## Stated goal
Transcribe the records below exactly as they appear.
== Exercise input
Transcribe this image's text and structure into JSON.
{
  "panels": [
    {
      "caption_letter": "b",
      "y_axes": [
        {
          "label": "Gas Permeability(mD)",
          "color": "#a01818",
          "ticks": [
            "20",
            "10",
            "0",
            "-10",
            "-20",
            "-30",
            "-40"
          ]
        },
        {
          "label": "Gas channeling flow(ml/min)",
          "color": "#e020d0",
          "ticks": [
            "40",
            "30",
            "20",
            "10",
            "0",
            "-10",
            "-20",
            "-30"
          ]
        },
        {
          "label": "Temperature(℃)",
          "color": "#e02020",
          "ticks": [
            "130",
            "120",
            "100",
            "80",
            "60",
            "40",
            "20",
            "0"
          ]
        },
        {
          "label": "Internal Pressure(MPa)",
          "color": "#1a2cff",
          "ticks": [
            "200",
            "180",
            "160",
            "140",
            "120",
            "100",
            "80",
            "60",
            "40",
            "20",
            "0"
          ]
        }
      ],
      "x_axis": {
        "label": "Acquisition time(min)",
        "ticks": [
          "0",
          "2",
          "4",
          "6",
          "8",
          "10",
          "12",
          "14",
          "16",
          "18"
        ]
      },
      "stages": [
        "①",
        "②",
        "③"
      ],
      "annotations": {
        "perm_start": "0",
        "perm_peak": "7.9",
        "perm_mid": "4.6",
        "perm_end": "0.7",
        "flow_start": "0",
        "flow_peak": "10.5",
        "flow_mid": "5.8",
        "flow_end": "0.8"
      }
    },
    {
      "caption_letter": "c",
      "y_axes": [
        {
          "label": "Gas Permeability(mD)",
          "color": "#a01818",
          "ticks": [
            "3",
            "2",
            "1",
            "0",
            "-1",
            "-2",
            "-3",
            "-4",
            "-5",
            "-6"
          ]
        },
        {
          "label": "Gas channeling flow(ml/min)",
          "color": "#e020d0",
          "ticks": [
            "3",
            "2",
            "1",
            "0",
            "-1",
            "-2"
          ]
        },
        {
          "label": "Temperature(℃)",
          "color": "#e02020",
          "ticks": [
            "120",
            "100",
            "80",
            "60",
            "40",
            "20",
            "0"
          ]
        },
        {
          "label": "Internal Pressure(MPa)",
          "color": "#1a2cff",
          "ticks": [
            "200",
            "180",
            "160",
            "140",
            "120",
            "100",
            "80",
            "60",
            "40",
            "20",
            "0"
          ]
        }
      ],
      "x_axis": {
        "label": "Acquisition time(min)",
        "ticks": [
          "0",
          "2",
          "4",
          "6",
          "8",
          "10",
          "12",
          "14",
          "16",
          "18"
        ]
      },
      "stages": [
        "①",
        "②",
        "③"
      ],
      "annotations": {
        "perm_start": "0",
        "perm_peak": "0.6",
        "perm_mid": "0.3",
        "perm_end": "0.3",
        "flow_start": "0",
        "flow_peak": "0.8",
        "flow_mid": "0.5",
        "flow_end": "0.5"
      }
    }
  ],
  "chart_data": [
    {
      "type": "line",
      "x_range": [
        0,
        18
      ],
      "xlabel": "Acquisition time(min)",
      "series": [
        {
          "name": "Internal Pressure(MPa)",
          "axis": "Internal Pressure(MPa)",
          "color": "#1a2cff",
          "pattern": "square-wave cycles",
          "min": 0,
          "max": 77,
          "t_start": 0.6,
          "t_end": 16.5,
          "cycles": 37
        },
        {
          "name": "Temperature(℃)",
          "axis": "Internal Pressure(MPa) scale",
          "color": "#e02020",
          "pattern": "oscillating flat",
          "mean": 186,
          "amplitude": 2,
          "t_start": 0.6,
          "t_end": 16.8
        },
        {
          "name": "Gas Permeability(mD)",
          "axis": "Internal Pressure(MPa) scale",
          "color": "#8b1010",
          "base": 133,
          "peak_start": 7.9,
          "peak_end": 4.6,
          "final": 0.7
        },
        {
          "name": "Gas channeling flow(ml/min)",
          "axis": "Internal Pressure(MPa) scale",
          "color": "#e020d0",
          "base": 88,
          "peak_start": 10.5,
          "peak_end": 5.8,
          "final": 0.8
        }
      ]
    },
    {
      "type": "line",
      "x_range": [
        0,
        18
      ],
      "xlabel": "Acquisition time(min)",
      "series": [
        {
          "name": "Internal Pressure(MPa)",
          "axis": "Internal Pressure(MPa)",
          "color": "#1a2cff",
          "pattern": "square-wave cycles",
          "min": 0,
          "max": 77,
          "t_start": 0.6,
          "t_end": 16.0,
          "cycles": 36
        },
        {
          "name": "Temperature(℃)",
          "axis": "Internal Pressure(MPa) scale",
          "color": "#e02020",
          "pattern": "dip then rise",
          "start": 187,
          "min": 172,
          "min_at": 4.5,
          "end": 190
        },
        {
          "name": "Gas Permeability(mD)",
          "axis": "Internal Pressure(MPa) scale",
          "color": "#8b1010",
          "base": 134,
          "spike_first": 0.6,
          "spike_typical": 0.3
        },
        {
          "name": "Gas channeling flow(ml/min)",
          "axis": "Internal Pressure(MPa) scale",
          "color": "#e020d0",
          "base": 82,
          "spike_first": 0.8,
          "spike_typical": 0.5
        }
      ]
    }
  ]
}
====
## Output below
Transcribe this image's text and structure into JSON.
{
  "panels": [
    {
      "caption_letter": "b",
      "y_axes": [
        {
          "label": "Gas Permeability(mD)",
          "color": "#a01818",
          "ticks": [
            "20",
            "10",
            "0",
            "-10",
            "-20",
            "-30",
            "-40"
          ]
        },
        {
          "label": "Gas channeling flow(ml/min)",
          "color": "#e020d0",
          "ticks": [
            "40",
            "30",
            "20",
            "10",
            "0",
            "-10",
            "-20",
            "-30"
          ]
        },
        {
          "label": "Temperature(℃)",
          "color": "#e02020",
          "ticks": [
            "130",
            "120",
            "100",
            "80",
            "60",
            "40",
            "20",
            "0"
          ]
        },
        {
          "label": "Internal Pressure(MPa)",
          "color": "#1a2cff",
          "ticks": [
            "200",
            "180",
            "160",
            "140",
            "120",
            "100",
            "80",
            "60",
            "40",
            "20",
            "0"
          ]
        }
      ],
      "x_axis": {
        "label": "Acquisition time(min)",
        "ticks": [
          "0",
          "2",
          "4",
          "6",
          "8",
          "10",
          "12",
          "14",
          "16",
          "18"
        ]
      },
      "stages": [
        "①",
        "②",
        "③"
      ],
      "annotations": {
        "perm_start": "0",
        "perm_peak": "7.9",
        "perm_mid": "4.6",
        "perm_end": "0.7",
        "flow_start": "0",
        "flow_peak": "10.5",
        "flow_mid": "5.8",
        "flow_end": "0.8"
      }
    },
    {
      "caption_letter": "c",
      "y_axes": [
        {
          "label": "Gas Permeability(mD)",
          "color": "#a01818",
          "ticks": [
            "3",
            "2",
            "1",
            "0",
            "-1",
            "-2",
            "-3",
            "-4",
            "-5",
            "-6"
          ]
        },
        {
          "label": "Gas channeling flow(ml/min)",
          "color": "#e020d0",
          "ticks": [
            "3",
            "2",
            "1",
            "0",
            "-1",
            "-2"
          ]
        },
        {
          "label": "Temperature(℃)",
          "color": "#e02020",
          "ticks": [
            "120",
            "100",
            "80",
            "60",
            "40",
            "20",
            "0"
          ]
        },
        {
          "label": "Internal Pressure(MPa)",
          "color": "#1a2cff",
          "ticks": [
            "200",
            "180",
            "160",
            "140",
            "120",
            "100",
            "80",
            "60",
            "40",
            "20",
            "0"
          ]
        }
      ],
      "x_axis": {
        "label": "Acquisition time(min)",
        "ticks": [
          "0",
          "2",
          "4",
          "6",
          "8",
          "10",
          "12",
          "14",
          "16",
          "18"
        ]
      },
      "stages": [
        "①",
        "②",
        "③"
      ],
      "annotations": {
        "perm_start": "0",
        "perm_peak": "0.6",
        "perm_mid": "0.3",
        "perm_end": "0.3",
        "flow_start": "0",
        "flow_peak": "0.8",
        "flow_mid": "0.5",
        "flow_end": "0.5"
      }
    }
  ],
  "chart_data": [
    {
      "type": "line",
      "x_range": [
        0,
        18
      ],
      "xlabel": "Acquisition time(min)",
      "series": [
        {
          "name": "Internal Pressure(MPa)",
          "axis": "Internal Pressure(MPa)",
          "color": "#1a2cff",
          "pattern": "square-wave cycles",
          "min": 0,
          "max": 77,
          "t_start": 0.6,
          "t_end": 16.5,
          "cycles": 37
        },
        {
          "name": "Temperature(℃)",
          "axis": "Internal Pressure(MPa) scale",
          "color": "#e02020",
          "pattern": "oscillating flat",
          "mean": 186,
          "amplitude": 2,
          "t_start": 0.6,
          "t_end": 16.8
        },
        {
          "name": "Gas Permeability(mD)",
          "axis": "Internal Pressure(MPa) scale",
          "color": "#8b1010",
          "base": 133,
          "peak_start": 7.9,
          "peak_end": 4.6,
          "final": 0.7
        },
        {
          "name": "Gas channeling flow(ml/min)",
          "axis": "Internal Pressure(MPa) scale",
          "color": "#e020d0",
          "base": 88,
          "peak_start": 10.5,
          "peak_end": 5.8,
          "final": 0.8
        }
      ]
    },
    {
      "type": "line",
      "x_range": [
        0,
        18
      ],
      "xlabel": "Acquisition time(min)",
      "series": [
        {
          "name": "Internal Pressure(MPa)",
          "axis": "Internal Pressure(MPa)",
          "color": "#1a2cff",
          "pattern": "square-wave cycles",
          "min": 0,
          "max": 77,
          "t_start": 0.6,
          "t_end": 16.0,
          "cycles": 36
        },
        {
          "name": "Temperature(℃)",
          "axis": "Internal Pressure(MPa) scale",
          "color": "#e02020",
          "pattern": "dip then rise",
          "start": 187,
          "min": 172,
          "min_at": 4.5,
          "end": 190
        },
        {
          "name": "Gas Permeability(mD)",
          "axis": "Internal Pressure(MPa) scale",
          "color": "#8b1010",
          "base": 134,
          "spike_first": 0.6,
          "spike_typical": 0.3
        },
        {
          "name": "Gas channeling flow(ml/min)",
          "axis": "Internal Pressure(MPa) scale",
          "color": "#e020d0",
          "base": 82,
          "spike_first": 0.8,
          "spike_typical": 0.5
        }
      ]
    }
  ]
}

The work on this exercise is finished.